+++ Stored records +++

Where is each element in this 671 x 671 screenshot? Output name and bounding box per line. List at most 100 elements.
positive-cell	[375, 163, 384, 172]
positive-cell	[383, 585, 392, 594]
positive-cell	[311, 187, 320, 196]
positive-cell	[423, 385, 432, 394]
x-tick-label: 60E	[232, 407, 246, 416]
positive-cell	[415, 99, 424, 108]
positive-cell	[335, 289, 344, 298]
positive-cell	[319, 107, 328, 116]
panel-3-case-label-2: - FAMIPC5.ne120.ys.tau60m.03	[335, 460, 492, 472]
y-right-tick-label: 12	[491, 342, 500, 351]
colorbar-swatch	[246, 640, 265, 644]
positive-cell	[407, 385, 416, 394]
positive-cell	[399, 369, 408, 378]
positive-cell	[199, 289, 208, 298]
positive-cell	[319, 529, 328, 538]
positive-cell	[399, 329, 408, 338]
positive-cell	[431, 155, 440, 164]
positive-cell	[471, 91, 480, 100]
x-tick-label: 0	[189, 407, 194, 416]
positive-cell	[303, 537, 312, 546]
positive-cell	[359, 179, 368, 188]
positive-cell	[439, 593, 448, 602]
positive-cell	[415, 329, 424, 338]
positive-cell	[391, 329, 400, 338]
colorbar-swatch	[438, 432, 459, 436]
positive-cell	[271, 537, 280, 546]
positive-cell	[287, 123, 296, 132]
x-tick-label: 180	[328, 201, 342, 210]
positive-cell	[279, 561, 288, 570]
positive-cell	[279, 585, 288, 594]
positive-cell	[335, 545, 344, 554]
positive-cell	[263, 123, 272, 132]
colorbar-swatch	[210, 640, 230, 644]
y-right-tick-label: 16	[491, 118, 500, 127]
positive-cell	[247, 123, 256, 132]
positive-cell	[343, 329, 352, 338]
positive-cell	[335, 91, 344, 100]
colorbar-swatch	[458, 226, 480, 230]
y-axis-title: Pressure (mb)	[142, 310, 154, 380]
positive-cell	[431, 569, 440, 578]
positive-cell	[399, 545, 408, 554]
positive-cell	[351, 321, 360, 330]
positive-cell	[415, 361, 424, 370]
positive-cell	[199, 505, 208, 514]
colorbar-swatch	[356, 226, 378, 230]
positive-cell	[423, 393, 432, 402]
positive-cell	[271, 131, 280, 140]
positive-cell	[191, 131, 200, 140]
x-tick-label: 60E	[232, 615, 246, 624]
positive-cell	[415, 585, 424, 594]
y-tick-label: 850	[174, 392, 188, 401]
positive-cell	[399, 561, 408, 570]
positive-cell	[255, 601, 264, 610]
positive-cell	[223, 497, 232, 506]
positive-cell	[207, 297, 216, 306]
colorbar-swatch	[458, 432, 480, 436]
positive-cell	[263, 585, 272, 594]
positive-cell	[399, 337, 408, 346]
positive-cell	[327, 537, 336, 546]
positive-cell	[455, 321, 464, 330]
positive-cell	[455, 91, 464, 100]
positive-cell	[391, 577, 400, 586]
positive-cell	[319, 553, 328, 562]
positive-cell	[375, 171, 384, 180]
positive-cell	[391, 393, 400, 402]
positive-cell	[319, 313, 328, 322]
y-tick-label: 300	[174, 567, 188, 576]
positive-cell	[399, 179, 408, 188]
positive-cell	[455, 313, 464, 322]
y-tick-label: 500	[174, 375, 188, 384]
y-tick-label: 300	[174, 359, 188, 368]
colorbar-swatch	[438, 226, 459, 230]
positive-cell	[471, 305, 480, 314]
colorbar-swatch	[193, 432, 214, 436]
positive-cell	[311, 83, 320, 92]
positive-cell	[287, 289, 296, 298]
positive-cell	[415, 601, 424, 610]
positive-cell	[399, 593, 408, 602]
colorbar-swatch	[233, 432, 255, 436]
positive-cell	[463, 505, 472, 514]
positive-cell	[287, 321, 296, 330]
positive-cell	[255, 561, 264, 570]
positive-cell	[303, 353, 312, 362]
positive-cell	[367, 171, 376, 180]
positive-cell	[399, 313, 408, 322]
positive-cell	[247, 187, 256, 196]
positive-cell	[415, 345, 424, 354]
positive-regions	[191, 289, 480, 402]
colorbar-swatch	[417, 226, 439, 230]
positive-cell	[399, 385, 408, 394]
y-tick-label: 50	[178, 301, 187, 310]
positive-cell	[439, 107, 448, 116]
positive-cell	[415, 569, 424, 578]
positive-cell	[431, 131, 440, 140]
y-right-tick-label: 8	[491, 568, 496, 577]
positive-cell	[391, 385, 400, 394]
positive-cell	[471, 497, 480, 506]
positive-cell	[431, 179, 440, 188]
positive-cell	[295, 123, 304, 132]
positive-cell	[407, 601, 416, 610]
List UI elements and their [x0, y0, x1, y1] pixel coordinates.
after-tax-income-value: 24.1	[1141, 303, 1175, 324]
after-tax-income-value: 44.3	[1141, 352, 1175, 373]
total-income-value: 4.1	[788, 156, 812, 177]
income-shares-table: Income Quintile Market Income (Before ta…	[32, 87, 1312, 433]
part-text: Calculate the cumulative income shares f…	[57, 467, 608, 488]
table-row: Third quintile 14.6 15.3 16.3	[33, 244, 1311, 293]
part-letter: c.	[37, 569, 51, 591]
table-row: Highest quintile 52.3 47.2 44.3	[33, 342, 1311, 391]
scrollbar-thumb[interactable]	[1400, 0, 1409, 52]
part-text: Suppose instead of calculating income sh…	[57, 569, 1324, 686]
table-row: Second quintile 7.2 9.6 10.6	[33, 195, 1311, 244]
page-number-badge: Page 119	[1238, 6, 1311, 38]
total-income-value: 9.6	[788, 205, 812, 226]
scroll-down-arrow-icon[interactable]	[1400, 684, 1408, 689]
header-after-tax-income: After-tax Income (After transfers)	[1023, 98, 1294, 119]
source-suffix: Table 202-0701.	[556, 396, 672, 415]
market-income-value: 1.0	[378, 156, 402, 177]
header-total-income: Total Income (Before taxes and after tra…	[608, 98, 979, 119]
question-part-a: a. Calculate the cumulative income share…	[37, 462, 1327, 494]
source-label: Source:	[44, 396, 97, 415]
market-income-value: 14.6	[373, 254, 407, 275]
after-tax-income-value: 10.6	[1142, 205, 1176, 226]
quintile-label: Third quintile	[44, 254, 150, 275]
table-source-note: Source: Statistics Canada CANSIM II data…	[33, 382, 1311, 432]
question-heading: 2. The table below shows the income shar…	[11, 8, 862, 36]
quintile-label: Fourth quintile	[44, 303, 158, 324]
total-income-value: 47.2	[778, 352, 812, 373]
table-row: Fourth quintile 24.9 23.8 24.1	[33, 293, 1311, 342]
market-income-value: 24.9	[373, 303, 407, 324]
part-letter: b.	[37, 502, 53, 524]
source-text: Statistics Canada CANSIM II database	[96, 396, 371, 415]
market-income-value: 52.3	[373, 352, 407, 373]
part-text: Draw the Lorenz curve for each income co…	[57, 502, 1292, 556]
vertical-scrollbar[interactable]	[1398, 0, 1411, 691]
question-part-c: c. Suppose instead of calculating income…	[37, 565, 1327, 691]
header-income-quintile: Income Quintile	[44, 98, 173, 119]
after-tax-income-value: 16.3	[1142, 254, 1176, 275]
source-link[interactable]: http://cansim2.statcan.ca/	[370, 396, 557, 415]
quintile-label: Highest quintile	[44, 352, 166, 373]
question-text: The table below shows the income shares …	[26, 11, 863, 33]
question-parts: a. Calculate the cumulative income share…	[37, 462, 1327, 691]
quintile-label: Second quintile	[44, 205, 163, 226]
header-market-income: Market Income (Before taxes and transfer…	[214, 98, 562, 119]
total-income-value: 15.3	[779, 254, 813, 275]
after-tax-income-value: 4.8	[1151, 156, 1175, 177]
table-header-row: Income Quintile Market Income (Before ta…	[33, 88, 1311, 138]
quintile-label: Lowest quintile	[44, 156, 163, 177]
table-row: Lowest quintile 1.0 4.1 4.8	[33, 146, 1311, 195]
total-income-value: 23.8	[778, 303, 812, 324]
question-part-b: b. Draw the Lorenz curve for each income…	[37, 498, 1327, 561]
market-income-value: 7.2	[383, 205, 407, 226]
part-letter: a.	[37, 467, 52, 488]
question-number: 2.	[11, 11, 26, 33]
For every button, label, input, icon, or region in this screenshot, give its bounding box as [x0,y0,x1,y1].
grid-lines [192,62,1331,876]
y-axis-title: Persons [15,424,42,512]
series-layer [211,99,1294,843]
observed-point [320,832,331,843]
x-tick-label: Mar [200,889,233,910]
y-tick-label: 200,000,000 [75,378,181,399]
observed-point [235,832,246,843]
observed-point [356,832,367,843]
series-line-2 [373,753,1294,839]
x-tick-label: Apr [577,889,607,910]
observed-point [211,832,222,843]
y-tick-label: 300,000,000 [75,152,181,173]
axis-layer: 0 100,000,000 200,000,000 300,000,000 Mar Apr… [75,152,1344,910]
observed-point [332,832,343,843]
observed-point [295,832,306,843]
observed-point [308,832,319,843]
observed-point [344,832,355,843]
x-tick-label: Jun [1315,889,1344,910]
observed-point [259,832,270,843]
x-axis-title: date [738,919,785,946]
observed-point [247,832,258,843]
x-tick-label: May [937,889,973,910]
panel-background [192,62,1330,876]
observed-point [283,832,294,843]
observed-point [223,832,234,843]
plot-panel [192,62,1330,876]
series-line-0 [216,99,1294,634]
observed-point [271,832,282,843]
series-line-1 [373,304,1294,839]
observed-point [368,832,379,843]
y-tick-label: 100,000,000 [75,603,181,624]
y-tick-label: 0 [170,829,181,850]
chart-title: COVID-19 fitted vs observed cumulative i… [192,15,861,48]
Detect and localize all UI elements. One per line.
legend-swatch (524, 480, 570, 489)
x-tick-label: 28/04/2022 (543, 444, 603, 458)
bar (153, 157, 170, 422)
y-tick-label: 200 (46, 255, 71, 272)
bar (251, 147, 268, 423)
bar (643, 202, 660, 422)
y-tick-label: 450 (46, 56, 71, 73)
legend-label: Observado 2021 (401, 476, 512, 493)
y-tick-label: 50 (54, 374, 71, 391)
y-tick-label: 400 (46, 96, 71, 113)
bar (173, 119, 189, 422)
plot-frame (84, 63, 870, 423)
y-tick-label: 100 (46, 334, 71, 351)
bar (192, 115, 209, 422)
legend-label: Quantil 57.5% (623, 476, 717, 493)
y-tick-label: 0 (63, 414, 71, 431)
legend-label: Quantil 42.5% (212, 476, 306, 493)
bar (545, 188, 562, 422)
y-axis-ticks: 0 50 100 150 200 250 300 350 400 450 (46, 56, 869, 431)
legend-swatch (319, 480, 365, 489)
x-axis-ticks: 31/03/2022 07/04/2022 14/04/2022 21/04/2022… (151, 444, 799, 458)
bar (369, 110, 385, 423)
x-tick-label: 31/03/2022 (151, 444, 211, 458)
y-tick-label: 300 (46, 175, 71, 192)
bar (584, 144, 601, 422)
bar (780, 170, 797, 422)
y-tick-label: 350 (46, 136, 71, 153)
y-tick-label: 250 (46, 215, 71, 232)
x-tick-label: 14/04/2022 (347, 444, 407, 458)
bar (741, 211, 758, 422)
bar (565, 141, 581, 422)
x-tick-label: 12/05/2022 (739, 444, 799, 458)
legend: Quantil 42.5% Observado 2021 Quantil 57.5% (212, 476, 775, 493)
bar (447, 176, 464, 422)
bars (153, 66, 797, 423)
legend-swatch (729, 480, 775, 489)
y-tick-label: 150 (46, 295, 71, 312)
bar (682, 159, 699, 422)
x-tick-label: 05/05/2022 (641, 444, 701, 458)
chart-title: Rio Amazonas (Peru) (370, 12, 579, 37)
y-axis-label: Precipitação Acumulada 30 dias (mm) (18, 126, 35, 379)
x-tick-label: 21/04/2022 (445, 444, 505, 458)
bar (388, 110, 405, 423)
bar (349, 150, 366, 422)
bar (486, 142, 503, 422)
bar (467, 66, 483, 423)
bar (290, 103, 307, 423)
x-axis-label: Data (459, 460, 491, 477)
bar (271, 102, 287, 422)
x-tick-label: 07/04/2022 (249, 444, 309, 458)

+++

Retype the stretch of the listing from its first line through the line containing "289, 344, 298]", including both of those lines.

Where is each element in this 671 x 671 screenshot? Output name and bounding box per line. List at most 100 elements.
positive-cell	[375, 163, 384, 172]
positive-cell	[383, 585, 392, 594]
positive-cell	[311, 187, 320, 196]
positive-cell	[423, 385, 432, 394]
x-tick-label: 60E	[232, 407, 246, 416]
positive-cell	[415, 99, 424, 108]
positive-cell	[335, 289, 344, 298]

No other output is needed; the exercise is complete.